**GOAL:** Copy out all lines carrying the word "triangle".

**MATERIAL FOR THIS EXERCISE:**
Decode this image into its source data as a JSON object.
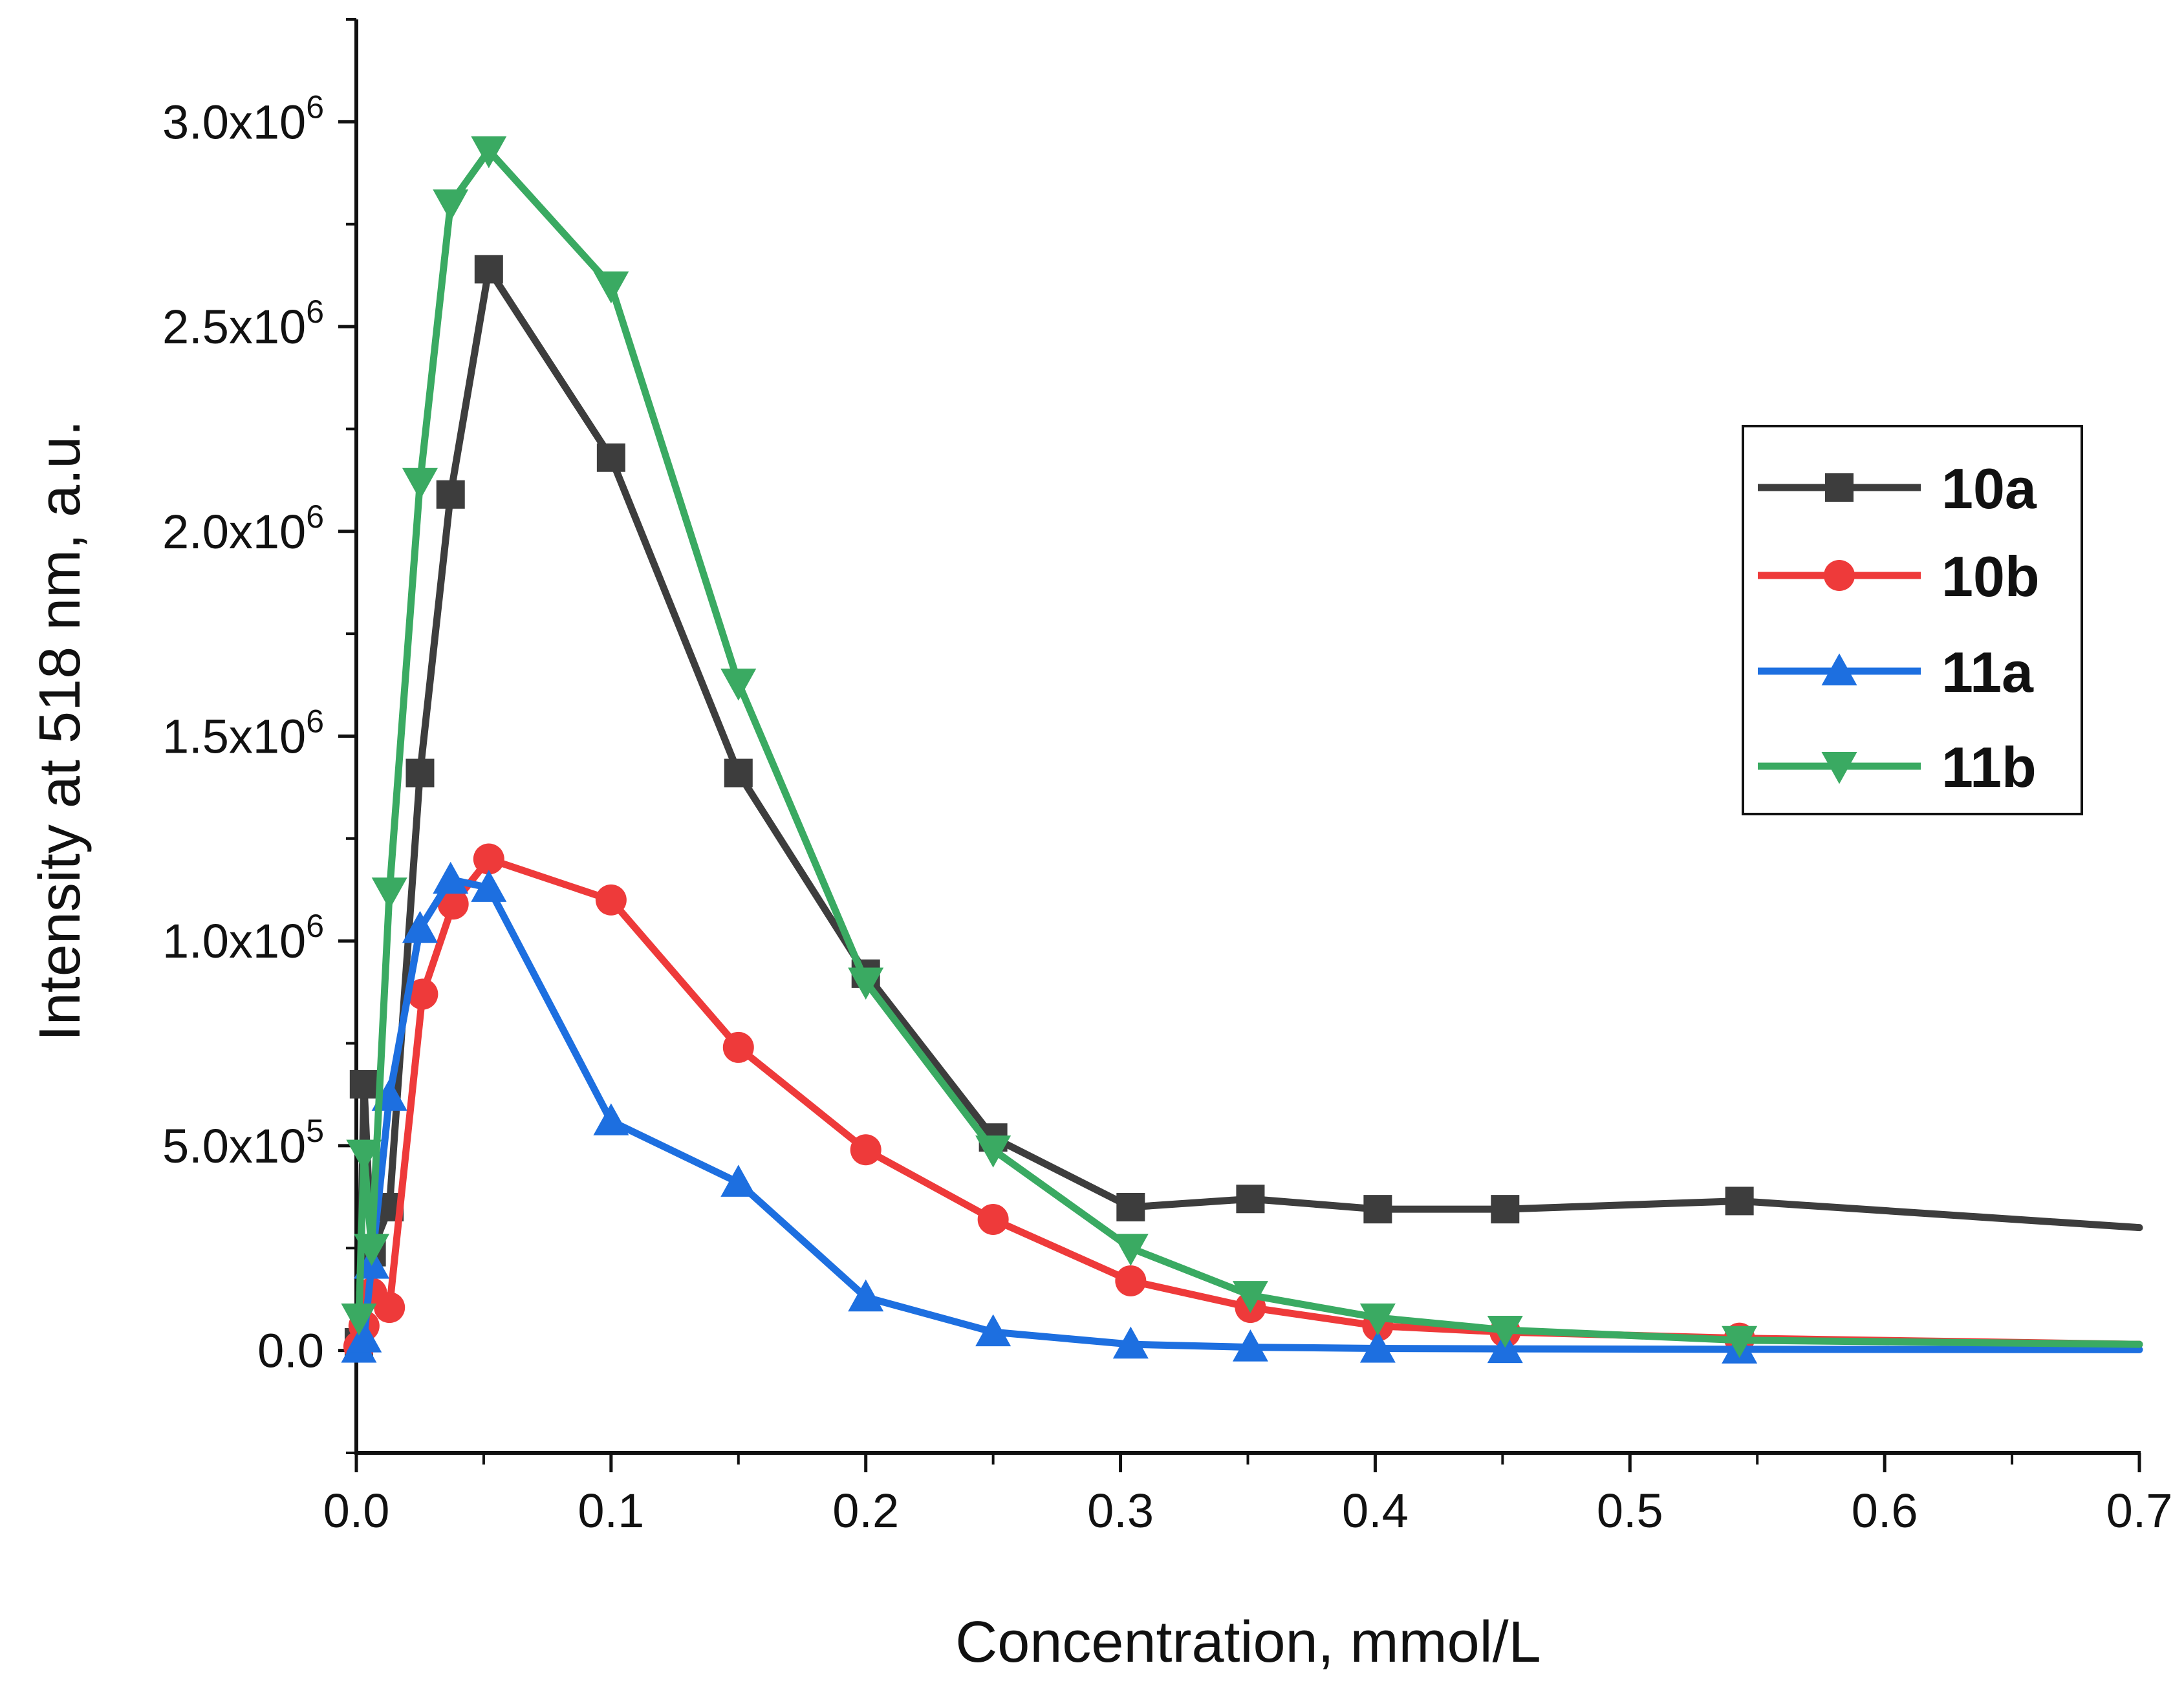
{
  "chart_data": {
    "type": "line",
    "title": "",
    "xlabel": "Concentration, mmol/L",
    "ylabel": "Intensity at 518 nm, a.u.",
    "xlim": [
      0,
      0.7
    ],
    "ylim": [
      -250000,
      3250000
    ],
    "grid": false,
    "legend_position": "right",
    "x_ticks": [
      {
        "value": 0.0,
        "label": "0.0"
      },
      {
        "value": 0.1,
        "label": "0.1"
      },
      {
        "value": 0.2,
        "label": "0.2"
      },
      {
        "value": 0.3,
        "label": "0.3"
      },
      {
        "value": 0.4,
        "label": "0.4"
      },
      {
        "value": 0.5,
        "label": "0.5"
      },
      {
        "value": 0.6,
        "label": "0.6"
      },
      {
        "value": 0.7,
        "label": "0.7"
      }
    ],
    "y_ticks": [
      {
        "value": 0,
        "mant": "0.0",
        "exp": ""
      },
      {
        "value": 500000,
        "mant": "5.0x10",
        "exp": "5"
      },
      {
        "value": 1000000,
        "mant": "1.0x10",
        "exp": "6"
      },
      {
        "value": 1500000,
        "mant": "1.5x10",
        "exp": "6"
      },
      {
        "value": 2000000,
        "mant": "2.0x10",
        "exp": "6"
      },
      {
        "value": 2500000,
        "mant": "2.5x10",
        "exp": "6"
      },
      {
        "value": 3000000,
        "mant": "3.0x10",
        "exp": "6"
      }
    ],
    "series": [
      {
        "name": "10a",
        "color": "#3d3d3d",
        "marker": "square",
        "x": [
          0.001,
          0.003,
          0.006,
          0.013,
          0.025,
          0.037,
          0.052,
          0.1,
          0.15,
          0.2,
          0.25,
          0.304,
          0.351,
          0.401,
          0.451,
          0.543,
          0.7
        ],
        "y": [
          20000,
          650000,
          240000,
          350000,
          1410000,
          2090000,
          2640000,
          2180000,
          1410000,
          920000,
          520000,
          350000,
          370000,
          345000,
          345000,
          365000,
          300000
        ]
      },
      {
        "name": "10b",
        "color": "#ee3a3a",
        "marker": "circle",
        "x": [
          0.001,
          0.003,
          0.006,
          0.013,
          0.026,
          0.038,
          0.052,
          0.1,
          0.15,
          0.2,
          0.25,
          0.304,
          0.351,
          0.401,
          0.451,
          0.543,
          0.7
        ],
        "y": [
          10000,
          60000,
          140000,
          105000,
          870000,
          1090000,
          1200000,
          1100000,
          740000,
          490000,
          320000,
          170000,
          105000,
          60000,
          45000,
          30000,
          15000
        ]
      },
      {
        "name": "11a",
        "color": "#1d6fe0",
        "marker": "triangle-up",
        "x": [
          0.001,
          0.003,
          0.006,
          0.013,
          0.025,
          0.037,
          0.052,
          0.1,
          0.15,
          0.2,
          0.25,
          0.304,
          0.351,
          0.401,
          0.451,
          0.543,
          0.7
        ],
        "y": [
          5000,
          30000,
          210000,
          620000,
          1030000,
          1150000,
          1130000,
          560000,
          410000,
          130000,
          45000,
          15000,
          8000,
          5000,
          4000,
          3000,
          2000
        ]
      },
      {
        "name": "11b",
        "color": "#3aaa62",
        "marker": "triangle-down",
        "x": [
          0.001,
          0.003,
          0.006,
          0.013,
          0.025,
          0.037,
          0.052,
          0.1,
          0.15,
          0.2,
          0.25,
          0.304,
          0.351,
          0.401,
          0.451,
          0.543,
          0.7
        ],
        "y": [
          80000,
          480000,
          250000,
          1120000,
          2120000,
          2800000,
          2930000,
          2600000,
          1630000,
          900000,
          490000,
          250000,
          135000,
          80000,
          50000,
          25000,
          15000
        ]
      }
    ]
  }
}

**RESULT FOR THIS EXERCISE:**
        "marker": "triangle-up",
        "marker": "triangle-down",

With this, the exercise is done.